Saved data entries
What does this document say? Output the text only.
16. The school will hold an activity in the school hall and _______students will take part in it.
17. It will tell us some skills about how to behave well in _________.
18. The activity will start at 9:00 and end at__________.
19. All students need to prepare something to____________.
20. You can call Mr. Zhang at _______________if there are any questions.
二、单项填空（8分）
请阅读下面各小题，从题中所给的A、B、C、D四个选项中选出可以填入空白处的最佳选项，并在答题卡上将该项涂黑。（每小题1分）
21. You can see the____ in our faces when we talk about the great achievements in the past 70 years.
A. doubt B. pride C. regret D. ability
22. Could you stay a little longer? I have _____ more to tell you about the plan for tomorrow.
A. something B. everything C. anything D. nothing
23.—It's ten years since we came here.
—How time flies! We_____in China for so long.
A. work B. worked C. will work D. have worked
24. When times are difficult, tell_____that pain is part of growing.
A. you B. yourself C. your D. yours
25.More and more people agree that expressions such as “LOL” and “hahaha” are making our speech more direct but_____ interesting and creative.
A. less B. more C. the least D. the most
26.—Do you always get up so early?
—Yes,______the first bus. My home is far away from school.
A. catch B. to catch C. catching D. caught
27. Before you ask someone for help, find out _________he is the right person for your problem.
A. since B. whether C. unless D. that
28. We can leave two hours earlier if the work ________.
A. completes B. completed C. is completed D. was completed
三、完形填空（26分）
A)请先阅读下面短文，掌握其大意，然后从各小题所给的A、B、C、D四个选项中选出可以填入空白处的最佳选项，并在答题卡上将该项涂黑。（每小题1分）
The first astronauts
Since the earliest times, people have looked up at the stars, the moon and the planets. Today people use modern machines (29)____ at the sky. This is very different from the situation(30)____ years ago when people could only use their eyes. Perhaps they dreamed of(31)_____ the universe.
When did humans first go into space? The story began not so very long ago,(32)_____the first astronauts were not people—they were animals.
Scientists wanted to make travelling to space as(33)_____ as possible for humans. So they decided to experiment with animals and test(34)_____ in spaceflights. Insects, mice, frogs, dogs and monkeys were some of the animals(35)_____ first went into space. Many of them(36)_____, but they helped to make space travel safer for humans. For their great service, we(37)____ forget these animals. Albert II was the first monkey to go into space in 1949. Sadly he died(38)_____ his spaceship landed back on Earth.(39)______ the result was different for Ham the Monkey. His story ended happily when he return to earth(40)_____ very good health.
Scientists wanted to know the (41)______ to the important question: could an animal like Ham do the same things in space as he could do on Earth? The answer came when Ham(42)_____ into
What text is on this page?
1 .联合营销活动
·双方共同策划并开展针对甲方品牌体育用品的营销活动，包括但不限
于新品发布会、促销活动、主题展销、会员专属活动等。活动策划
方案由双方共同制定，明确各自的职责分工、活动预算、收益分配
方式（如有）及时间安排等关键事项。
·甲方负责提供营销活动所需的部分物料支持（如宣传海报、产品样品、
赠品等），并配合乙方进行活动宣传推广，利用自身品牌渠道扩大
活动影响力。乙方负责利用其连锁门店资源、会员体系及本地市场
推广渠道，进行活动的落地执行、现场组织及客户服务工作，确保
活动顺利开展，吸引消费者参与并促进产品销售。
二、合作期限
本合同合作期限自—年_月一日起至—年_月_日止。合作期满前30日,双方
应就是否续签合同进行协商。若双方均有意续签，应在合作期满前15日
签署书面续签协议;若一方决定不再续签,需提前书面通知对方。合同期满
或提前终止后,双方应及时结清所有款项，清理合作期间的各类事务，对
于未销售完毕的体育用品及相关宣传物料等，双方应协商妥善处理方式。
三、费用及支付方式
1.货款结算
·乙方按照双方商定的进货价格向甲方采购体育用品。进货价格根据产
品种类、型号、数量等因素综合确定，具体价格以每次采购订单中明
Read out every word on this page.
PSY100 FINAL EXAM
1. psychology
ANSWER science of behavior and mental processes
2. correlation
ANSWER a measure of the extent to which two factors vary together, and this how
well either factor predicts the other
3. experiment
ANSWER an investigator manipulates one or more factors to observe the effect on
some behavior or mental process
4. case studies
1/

EXERCISE BRIEF
Reproduce the listing in full. Keep it exactly as written.

TASK OUTPUT
What does this document say? Output the text only.
16. The school will hold an activity in the school hall and _______students will take part in it.
17. It will tell us some skills about how to behave well in _________.
18. The activity will start at 9:00 and end at__________.
19. All students need to prepare something to____________.
20. You can call Mr. Zhang at _______________if there are any questions.
二、单项填空（8分）
请阅读下面各小题，从题中所给的A、B、C、D四个选项中选出可以填入空白处的最佳选项，并在答题卡上将该项涂黑。（每小题1分）
21. You can see the____ in our faces when we talk about the great achievements in the past 70 years.
A. doubt B. pride C. regret D. ability
22. Could you stay a little longer? I have _____ more to tell you about the plan for tomorrow.
A. something B. everything C. anything D. nothing
23.—It's ten years since we came here.
—How time flies! We_____in China for so long.
A. work B. worked C. will work D. have worked
24. When times are difficult, tell_____that pain is part of growing.
A. you B. yourself C. your D. yours
25.More and more people agree that expressions such as “LOL” and “hahaha” are making our speech more direct but_____ interesting and creative.
A. less B. more C. the least D. the most
26.—Do you always get up so early?
—Yes,______the first bus. My home is far away from school.
A. catch B. to catch C. catching D. caught
27. Before you ask someone for help, find out _________he is the right person for your problem.
A. since B. whether C. unless D. that
28. We can leave two hours earlier if the work ________.
A. completes B. completed C. is completed D. was completed
三、完形填空（26分）
A)请先阅读下面短文，掌握其大意，然后从各小题所给的A、B、C、D四个选项中选出可以填入空白处的最佳选项，并在答题卡上将该项涂黑。（每小题1分）
The first astronauts
Since the earliest times, people have looked up at the stars, the moon and the planets. Today people use modern machines (29)____ at the sky. This is very different from the situation(30)____ years ago when people could only use their eyes. Perhaps they dreamed of(31)_____ the universe.
When did humans first go into space? The story began not so very long ago,(32)_____the first astronauts were not people—they were animals.
Scientists wanted to make travelling to space as(33)_____ as possible for humans. So they decided to experiment with animals and test(34)_____ in spaceflights. Insects, mice, frogs, dogs and monkeys were some of the animals(35)_____ first went into space. Many of them(36)_____, but they helped to make space travel safer for humans. For their great service, we(37)____ forget these animals. Albert II was the first monkey to go into space in 1949. Sadly he died(38)_____ his spaceship landed back on Earth.(39)______ the result was different for Ham the Monkey. His story ended happily when he return to earth(40)_____ very good health.
Scientists wanted to know the (41)______ to the important question: could an animal like Ham do the same things in space as he could do on Earth? The answer came when Ham(42)_____ into
What text is on this page?
1 .联合营销活动
·双方共同策划并开展针对甲方品牌体育用品的营销活动，包括但不限
于新品发布会、促销活动、主题展销、会员专属活动等。活动策划
方案由双方共同制定，明确各自的职责分工、活动预算、收益分配
方式（如有）及时间安排等关键事项。
·甲方负责提供营销活动所需的部分物料支持（如宣传海报、产品样品、
赠品等），并配合乙方进行活动宣传推广，利用自身品牌渠道扩大
活动影响力。乙方负责利用其连锁门店资源、会员体系及本地市场
推广渠道，进行活动的落地执行、现场组织及客户服务工作，确保
活动顺利开展，吸引消费者参与并促进产品销售。
二、合作期限
本合同合作期限自—年_月一日起至—年_月_日止。合作期满前30日,双方
应就是否续签合同进行协商。若双方均有意续签，应在合作期满前15日
签署书面续签协议;若一方决定不再续签,需提前书面通知对方。合同期满
或提前终止后,双方应及时结清所有款项，清理合作期间的各类事务，对
于未销售完毕的体育用品及相关宣传物料等，双方应协商妥善处理方式。
三、费用及支付方式
1.货款结算
·乙方按照双方商定的进货价格向甲方采购体育用品。进货价格根据产
品种类、型号、数量等因素综合确定，具体价格以每次采购订单中明
Read out every word on this page.
PSY100 FINAL EXAM
1. psychology
ANSWER science of behavior and mental processes
2. correlation
ANSWER a measure of the extent to which two factors vary together, and this how
well either factor predicts the other
3. experiment
ANSWER an investigator manipulates one or more factors to observe the effect on
some behavior or mental process
4. case studies
1/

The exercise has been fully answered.